Recorded information:
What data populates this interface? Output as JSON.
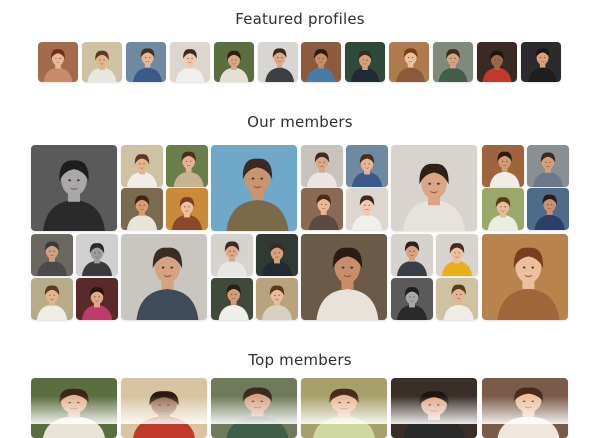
{
  "sections": {
    "featured": {
      "title": "Featured profiles"
    },
    "members": {
      "title": "Our members"
    },
    "top": {
      "title": "Top members"
    }
  },
  "palette": {
    "title_color": "#2f2f2f",
    "photo_backgrounds": [
      "#8a6a55",
      "#d9c4a8",
      "#4f6f8f",
      "#b9a38c",
      "#6b7f55",
      "#c7c2bb",
      "#7a4c36",
      "#3e4b3b",
      "#c9aa86",
      "#5d6770",
      "#9a6b4d",
      "#2d3036"
    ]
  },
  "featured_profiles": [
    {
      "icon": "avatar-woman-redhead",
      "bg": "#a46a4c",
      "hair": "#6b2f1a",
      "skin": "#e9b99a",
      "shirt": "#c98a6a"
    },
    {
      "icon": "avatar-man-outdoors",
      "bg": "#cfc2a3",
      "hair": "#5a3a24",
      "skin": "#e2b58f",
      "shirt": "#e9e6df"
    },
    {
      "icon": "avatar-woman-glasses",
      "bg": "#6f8aa0",
      "hair": "#4a2d1c",
      "skin": "#e5b597",
      "shirt": "#3b5a8a"
    },
    {
      "icon": "avatar-woman-light",
      "bg": "#dcd6cf",
      "hair": "#3a2a22",
      "skin": "#efc8ad",
      "shirt": "#f1efec"
    },
    {
      "icon": "avatar-woman-forest",
      "bg": "#5a6e40",
      "hair": "#2d1f15",
      "skin": "#d9a787",
      "shirt": "#e6e0d4"
    },
    {
      "icon": "avatar-man-studio",
      "bg": "#d8d6d2",
      "hair": "#3b2a20",
      "skin": "#dba88a",
      "shirt": "#3b3f46"
    },
    {
      "icon": "avatar-man-bricks",
      "bg": "#8c5a3c",
      "hair": "#2a1c12",
      "skin": "#c98d6a",
      "shirt": "#4a7aa6"
    },
    {
      "icon": "avatar-man-sunglasses",
      "bg": "#2f4a3a",
      "hair": "#3a2a20",
      "skin": "#d6a07e",
      "shirt": "#1f2a33"
    },
    {
      "icon": "avatar-woman-autumn",
      "bg": "#b07a4c",
      "hair": "#7a3e1c",
      "skin": "#ecbf9f",
      "shirt": "#8a5a3a"
    },
    {
      "icon": "avatar-man-beard",
      "bg": "#7f8a7a",
      "hair": "#3b2c22",
      "skin": "#d5a283",
      "shirt": "#3f5f4a"
    },
    {
      "icon": "avatar-woman-night",
      "bg": "#3a2a22",
      "hair": "#1f1510",
      "skin": "#9a6a4c",
      "shirt": "#c0392b"
    },
    {
      "icon": "avatar-woman-dark",
      "bg": "#2b2b2b",
      "hair": "#1a1412",
      "skin": "#d9a07e",
      "shirt": "#1e1e1e"
    }
  ],
  "member_photos": [
    {
      "icon": "avatar-man-bw-portrait",
      "bg": "#5a5a5a",
      "hair": "#1e1e1e",
      "skin": "#a8a8a8",
      "shirt": "#2a2a2a"
    },
    {
      "icon": "avatar-man-outdoors",
      "bg": "#cfc2a3",
      "hair": "#5a3a24",
      "skin": "#e2b58f",
      "shirt": "#f0ede6"
    },
    {
      "icon": "avatar-woman-forest",
      "bg": "#6a7e4c",
      "hair": "#4a2c1a",
      "skin": "#e4b292",
      "shirt": "#c9b38f"
    },
    {
      "icon": "avatar-woman-sunglasses",
      "bg": "#7a6a50",
      "hair": "#3a2616",
      "skin": "#d99b74",
      "shirt": "#e9e4d8"
    },
    {
      "icon": "avatar-woman-autumn",
      "bg": "#c98a3a",
      "hair": "#7a3e1c",
      "skin": "#ecbf9f",
      "shirt": "#8a4a2a"
    },
    {
      "icon": "avatar-man-beach",
      "bg": "#6fa8c8",
      "hair": "#3a2a20",
      "skin": "#c9956f",
      "shirt": "#7a6a4a"
    },
    {
      "icon": "avatar-man-studio",
      "bg": "#c8c4bd",
      "hair": "#3b2a20",
      "skin": "#dba88a",
      "shirt": "#e9e6e2"
    },
    {
      "icon": "avatar-woman-glasses",
      "bg": "#6f8aa0",
      "hair": "#4a2d1c",
      "skin": "#e5b597",
      "shirt": "#3b5a8a"
    },
    {
      "icon": "avatar-woman-smiling",
      "bg": "#8a6a55",
      "hair": "#4a2a1a",
      "skin": "#e8b896",
      "shirt": "#5a4a40"
    },
    {
      "icon": "avatar-woman-light",
      "bg": "#dcd6cf",
      "hair": "#3a2a22",
      "skin": "#efc8ad",
      "shirt": "#f1efec"
    },
    {
      "icon": "avatar-man-studio-2",
      "bg": "#d8d4cd",
      "hair": "#2e2018",
      "skin": "#d9a686",
      "shirt": "#e6e2dc"
    },
    {
      "icon": "avatar-man-bricks",
      "bg": "#a0643c",
      "hair": "#2a1c12",
      "skin": "#d29a76",
      "shirt": "#f0ede8"
    },
    {
      "icon": "avatar-man-campus",
      "bg": "#8a8f94",
      "hair": "#3a2a20",
      "skin": "#d4a07c",
      "shirt": "#6a7a8a"
    },
    {
      "icon": "avatar-woman-garden",
      "bg": "#9aa86a",
      "hair": "#5a3a1c",
      "skin": "#e6bc9a",
      "shirt": "#e7efe2"
    },
    {
      "icon": "avatar-man-blue",
      "bg": "#4e6b8a",
      "hair": "#2a1c14",
      "skin": "#c9926e",
      "shirt": "#2b3f6a"
    },
    {
      "icon": "avatar-man-glasses-hat",
      "bg": "#6a6660",
      "hair": "#3a3a3a",
      "skin": "#cfa080",
      "shirt": "#4a4a4a"
    },
    {
      "icon": "avatar-man-bw-closeup",
      "bg": "#d0d0d0",
      "hair": "#2a2a2a",
      "skin": "#9c9c9c",
      "shirt": "#3a3a3a"
    },
    {
      "icon": "avatar-man-beard",
      "bg": "#c9c5bf",
      "hair": "#3b2c22",
      "skin": "#d5a283",
      "shirt": "#3f4a5a"
    },
    {
      "icon": "avatar-man-glasses",
      "bg": "#d6d2cc",
      "hair": "#3a2a22",
      "skin": "#dca88a",
      "shirt": "#e8e6e2"
    },
    {
      "icon": "avatar-man-sunglasses-car",
      "bg": "#2f3a34",
      "hair": "#3a2a20",
      "skin": "#d6a07e",
      "shirt": "#1f2a33"
    },
    {
      "icon": "avatar-man-park",
      "bg": "#6b5a48",
      "hair": "#2a1c12",
      "skin": "#c98d6a",
      "shirt": "#e8e2da"
    },
    {
      "icon": "avatar-man-studio-3",
      "bg": "#d6d3ce",
      "hair": "#2d2118",
      "skin": "#d7a382",
      "shirt": "#3a3f47"
    },
    {
      "icon": "avatar-woman-yellow",
      "bg": "#d8d3cc",
      "hair": "#4a2a1a",
      "skin": "#eebf9c",
      "shirt": "#e8b11c"
    },
    {
      "icon": "avatar-woman-autumn-2",
      "bg": "#b8834c",
      "hair": "#7a3e1c",
      "skin": "#ecbf9f",
      "shirt": "#a0663a"
    },
    {
      "icon": "avatar-man-outdoors-2",
      "bg": "#b7ac8a",
      "hair": "#5a3a24",
      "skin": "#e2b58f",
      "shirt": "#f0ede6"
    },
    {
      "icon": "avatar-woman-pink",
      "bg": "#5a2a2a",
      "hair": "#2a1410",
      "skin": "#e0a88a",
      "shirt": "#c0396b"
    },
    {
      "icon": "avatar-man-white-shirt",
      "bg": "#3f4a3a",
      "hair": "#2a1c12",
      "skin": "#d19c78",
      "shirt": "#eeeeea"
    },
    {
      "icon": "avatar-woman-garden-2",
      "bg": "#b9a37c",
      "hair": "#5a3a1c",
      "skin": "#e6bc9a",
      "shirt": "#d8d0c0"
    }
  ],
  "top_members": [
    {
      "icon": "avatar-woman-park",
      "bg": "#5a6e40",
      "hair": "#3a2616",
      "skin": "#e4b292",
      "shirt": "#e9e4d8"
    },
    {
      "icon": "avatar-woman-red-scarf",
      "bg": "#d8c4a0",
      "hair": "#2a1a12",
      "skin": "#9a6a4c",
      "shirt": "#c0392b"
    },
    {
      "icon": "avatar-man-forest",
      "bg": "#6f7a5a",
      "hair": "#3a2a20",
      "skin": "#d5a283",
      "shirt": "#3f5f4a"
    },
    {
      "icon": "avatar-woman-meadow",
      "bg": "#a8a06a",
      "hair": "#4a2a1a",
      "skin": "#e8b896",
      "shirt": "#cfd8a0"
    },
    {
      "icon": "avatar-woman-dark-room",
      "bg": "#3a2e28",
      "hair": "#1f1510",
      "skin": "#e0a88a",
      "shirt": "#2a2a2a"
    },
    {
      "icon": "avatar-woman-smiling-2",
      "bg": "#7a5a48",
      "hair": "#4a2a1a",
      "skin": "#ecbf9f",
      "shirt": "#f0e6dc"
    }
  ]
}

What you need to do: Work out how many lines of the listing above include "studio". Answer with the number and nothing more.

Finished exercise: 4